WRITTEN EXERCISE:
Examine each line of the data. Copy those that contain the string "title".

THE INPUT:
++++++

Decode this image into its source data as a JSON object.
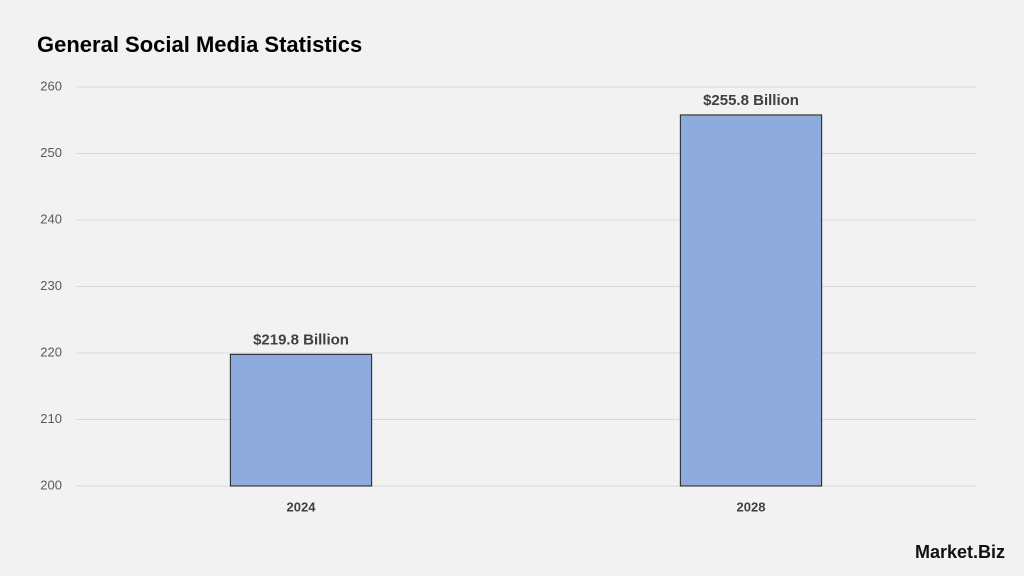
{
  "chart_data": {
    "type": "bar",
    "title": "General Social Media Statistics",
    "categories": [
      "2024",
      "2028"
    ],
    "values": [
      219.8,
      255.8
    ],
    "value_labels": [
      "$219.8 Billion",
      "$255.8 Billion"
    ],
    "color": "#8faadc",
    "ylim": [
      200,
      260
    ],
    "yticks": [
      200,
      210,
      220,
      230,
      240,
      250,
      260
    ],
    "grid": true,
    "watermark": "Market.Biz"
  }
}
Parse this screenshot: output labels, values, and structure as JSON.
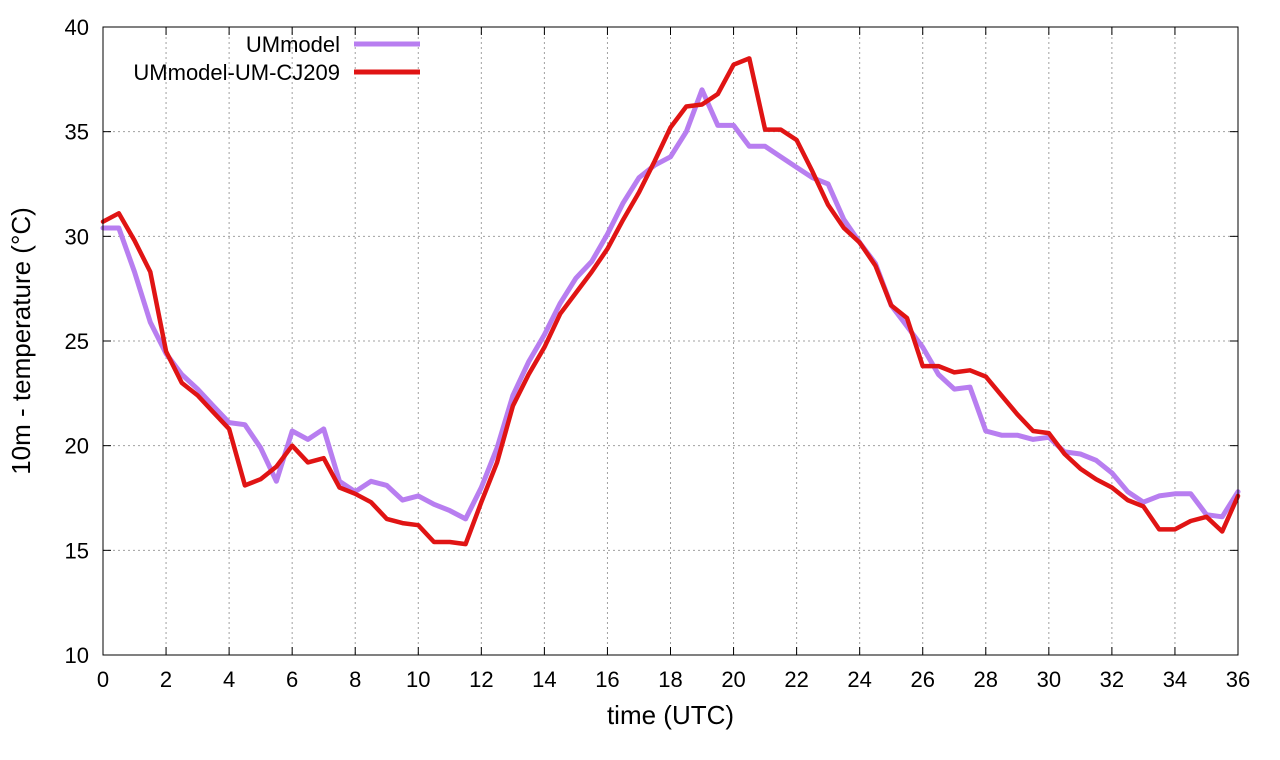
{
  "chart_data": {
    "type": "line",
    "title": "",
    "xlabel": "time (UTC)",
    "ylabel": "10m - temperature (°C)",
    "xlim": [
      0,
      36
    ],
    "ylim": [
      10,
      40
    ],
    "xticks": [
      0,
      2,
      4,
      6,
      8,
      10,
      12,
      14,
      16,
      18,
      20,
      22,
      24,
      26,
      28,
      30,
      32,
      34,
      36
    ],
    "yticks": [
      10,
      15,
      20,
      25,
      30,
      35,
      40
    ],
    "grid": true,
    "legend_position": "top-left",
    "series": [
      {
        "name": "UMmodel",
        "color": "#b87ef0",
        "x": [
          0,
          0.5,
          1,
          1.5,
          2,
          2.5,
          3,
          3.5,
          4,
          4.5,
          5,
          5.5,
          6,
          6.5,
          7,
          7.5,
          8,
          8.5,
          9,
          9.5,
          10,
          10.5,
          11,
          11.5,
          12,
          12.5,
          13,
          13.5,
          14,
          14.5,
          15,
          15.5,
          16,
          16.5,
          17,
          17.5,
          18,
          18.5,
          19,
          19.5,
          20,
          20.5,
          21,
          21.5,
          22,
          22.5,
          23,
          23.5,
          24,
          24.5,
          25,
          25.5,
          26,
          26.5,
          27,
          27.5,
          28,
          28.5,
          29,
          29.5,
          30,
          30.5,
          31,
          31.5,
          32,
          32.5,
          33,
          33.5,
          34,
          34.5,
          35,
          35.5,
          36
        ],
        "y": [
          30.4,
          30.4,
          28.3,
          25.9,
          24.4,
          23.4,
          22.7,
          21.9,
          21.1,
          21.0,
          19.9,
          18.3,
          20.7,
          20.3,
          20.8,
          18.3,
          17.8,
          18.3,
          18.1,
          17.4,
          17.6,
          17.2,
          16.9,
          16.5,
          18.0,
          19.9,
          22.4,
          24.0,
          25.3,
          26.8,
          28.0,
          28.8,
          30.1,
          31.6,
          32.8,
          33.4,
          33.8,
          35.0,
          37.0,
          35.3,
          35.3,
          34.3,
          34.3,
          33.8,
          33.3,
          32.8,
          32.5,
          30.8,
          29.7,
          28.7,
          26.7,
          25.7,
          24.7,
          23.4,
          22.7,
          22.8,
          20.7,
          20.5,
          20.5,
          20.3,
          20.4,
          19.7,
          19.6,
          19.3,
          18.7,
          17.8,
          17.3,
          17.6,
          17.7,
          17.7,
          16.7,
          16.6,
          17.8
        ]
      },
      {
        "name": "UMmodel-UM-CJ209",
        "color": "#e01414",
        "x": [
          0,
          0.5,
          1,
          1.5,
          2,
          2.5,
          3,
          3.5,
          4,
          4.5,
          5,
          5.5,
          6,
          6.5,
          7,
          7.5,
          8,
          8.5,
          9,
          9.5,
          10,
          10.5,
          11,
          11.5,
          12,
          12.5,
          13,
          13.5,
          14,
          14.5,
          15,
          15.5,
          16,
          16.5,
          17,
          17.5,
          18,
          18.5,
          19,
          19.5,
          20,
          20.5,
          21,
          21.5,
          22,
          22.5,
          23,
          23.5,
          24,
          24.5,
          25,
          25.5,
          26,
          26.5,
          27,
          27.5,
          28,
          28.5,
          29,
          29.5,
          30,
          30.5,
          31,
          31.5,
          32,
          32.5,
          33,
          33.5,
          34,
          34.5,
          35,
          35.5,
          36
        ],
        "y": [
          30.7,
          31.1,
          29.8,
          28.3,
          24.5,
          23.0,
          22.4,
          21.6,
          20.8,
          18.1,
          18.4,
          19.0,
          20.0,
          19.2,
          19.4,
          18.0,
          17.7,
          17.3,
          16.5,
          16.3,
          16.2,
          15.4,
          15.4,
          15.3,
          17.3,
          19.2,
          21.9,
          23.4,
          24.7,
          26.3,
          27.3,
          28.3,
          29.4,
          30.8,
          32.1,
          33.6,
          35.2,
          36.2,
          36.3,
          36.8,
          38.2,
          38.5,
          35.1,
          35.1,
          34.6,
          33.1,
          31.5,
          30.4,
          29.7,
          28.6,
          26.7,
          26.1,
          23.8,
          23.8,
          23.5,
          23.6,
          23.3,
          22.4,
          21.5,
          20.7,
          20.6,
          19.6,
          18.9,
          18.4,
          18.0,
          17.4,
          17.1,
          16.0,
          16.0,
          16.4,
          16.6,
          15.9,
          17.6
        ]
      }
    ]
  }
}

++++++

WRITTEN RESPONSE:
    "title": "General Social Media Statistics",
    "title": "",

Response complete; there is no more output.